> Prompt: Copy out every line in which the string "connection" occurs.
---+---
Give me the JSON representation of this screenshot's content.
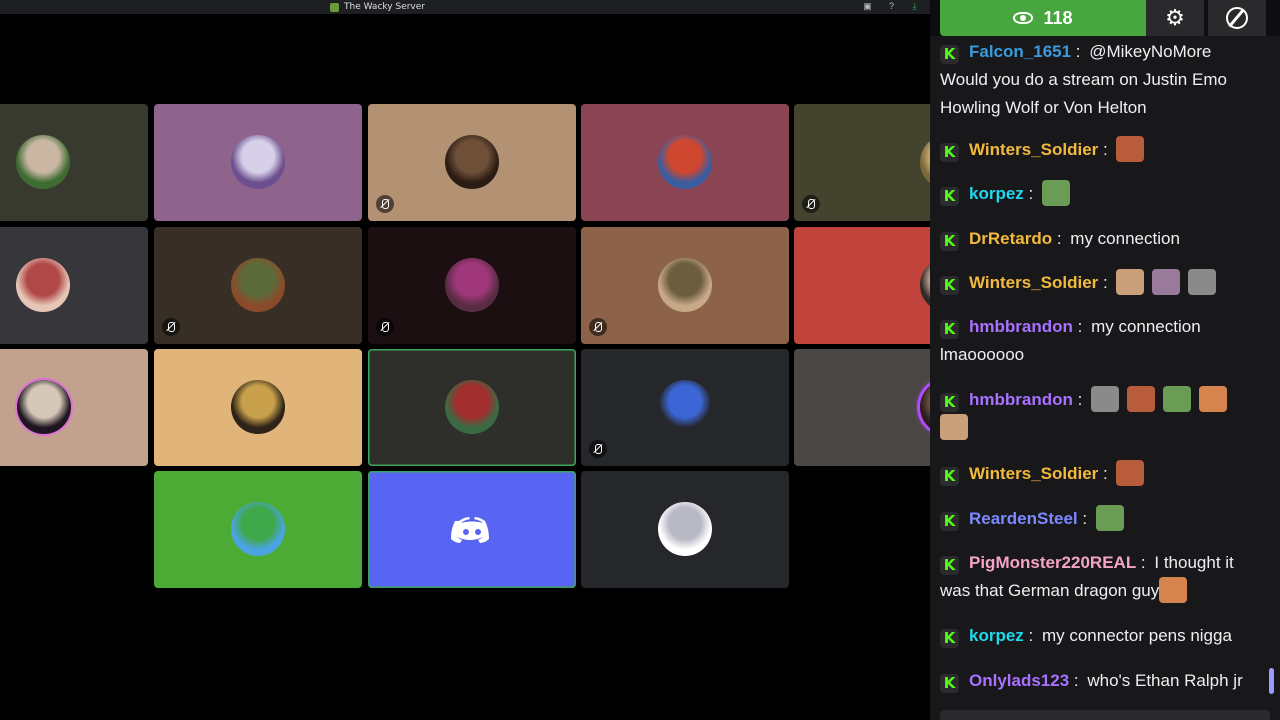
{
  "window": {
    "title": "The Wacky Server"
  },
  "participants": [
    {
      "bg": "#383a2f",
      "muted": false,
      "avatar": [
        "#3e6b32",
        "#c9b7a3"
      ]
    },
    {
      "bg": "#8e648c",
      "muted": false,
      "avatar": [
        "#6d4f8f",
        "#d6d0e8"
      ]
    },
    {
      "bg": "#b39173",
      "muted": true,
      "avatar": [
        "#2c1d14",
        "#6e5038"
      ]
    },
    {
      "bg": "#8a4453",
      "muted": false,
      "avatar": [
        "#3a5da0",
        "#d0472f"
      ]
    },
    {
      "bg": "#44442e",
      "muted": true,
      "avatar": [
        "#7a6a3a",
        "#d4b27a"
      ]
    },
    {
      "bg": "#37363a",
      "muted": false,
      "avatar": [
        "#e5c6b6",
        "#b14848"
      ]
    },
    {
      "bg": "#372e25",
      "muted": true,
      "avatar": [
        "#8b4b2b",
        "#5c6b3a"
      ]
    },
    {
      "bg": "#1c0f11",
      "muted": true,
      "avatar": [
        "#5a2c44",
        "#a1377b"
      ]
    },
    {
      "bg": "#8c6348",
      "muted": true,
      "avatar": [
        "#c7a887",
        "#6b5d3d"
      ]
    },
    {
      "bg": "#c0433c",
      "muted": false,
      "avatar": [
        "#2e2a2a",
        "#d7b19a"
      ]
    },
    {
      "bg": "#c2a28f",
      "muted": false,
      "avatar": [
        "#1d1620",
        "#d6c8b8"
      ]
    },
    {
      "bg": "#e1b57a",
      "muted": false,
      "avatar": [
        "#2d2318",
        "#c8a04c"
      ]
    },
    {
      "bg": "#2e2e2b",
      "muted": false,
      "avatar": [
        "#3a6a44",
        "#a32e2e"
      ]
    },
    {
      "bg": "#25272b",
      "muted": true,
      "avatar": [
        "#25272b",
        "#3c66d6"
      ]
    },
    {
      "bg": "#4a4744",
      "muted": false,
      "avatar": [
        "#2a1e1b",
        "#7a5b4b"
      ]
    },
    {
      "bg": "#4cab34",
      "muted": false,
      "avatar": [
        "#4aa3e3",
        "#3fa84a"
      ]
    },
    {
      "bg": "#5865f2",
      "muted": false,
      "avatar": [
        "#5865f2",
        "#ffffff"
      ]
    },
    {
      "bg": "#25272b",
      "muted": false,
      "avatar": [
        "#ffffff",
        "#b9b9c6"
      ]
    }
  ],
  "chat": {
    "viewer_count": "118",
    "icons": {
      "viewers": "eye-icon",
      "settings": "gear-icon",
      "other": "no-sign-icon",
      "badge": "kick-badge-icon"
    },
    "messages": [
      {
        "user": "Falcon_1651",
        "color": "#3a9bdc",
        "text": "@MikeyNoMore Would you do a stream on Justin Emo Howling Wolf or Von Helton"
      },
      {
        "user": "Winters_Soldier",
        "color": "#f2ba3d",
        "text": "",
        "emotes": 1
      },
      {
        "user": "korpez",
        "color": "#22d7ec",
        "text": "",
        "emotes": 1
      },
      {
        "user": "DrRetardo",
        "color": "#f2ba3d",
        "text": "my connection"
      },
      {
        "user": "Winters_Soldier",
        "color": "#f2ba3d",
        "text": "",
        "emotes": 3
      },
      {
        "user": "hmbbrandon",
        "color": "#a871ff",
        "text": "my connection lmaoooooo"
      },
      {
        "user": "hmbbrandon",
        "color": "#a871ff",
        "text": "",
        "emotes": 5
      },
      {
        "user": "Winters_Soldier",
        "color": "#f2ba3d",
        "text": "",
        "emotes": 1
      },
      {
        "user": "ReardenSteel",
        "color": "#7b88ff",
        "text": "",
        "emotes": 1
      },
      {
        "user": "PigMonster220REAL",
        "color": "#f5a3c7",
        "text": "I thought it was that German dragon guy"
      },
      {
        "user": "korpez",
        "color": "#22d7ec",
        "text": "my connector pens nigga"
      },
      {
        "user": "Onlylads123",
        "color": "#a871ff",
        "text": "who's Ethan Ralph jr"
      }
    ]
  }
}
---+---
> Result for this task:
        "text": "my connection"
        "text": "my connection lmaoooooo"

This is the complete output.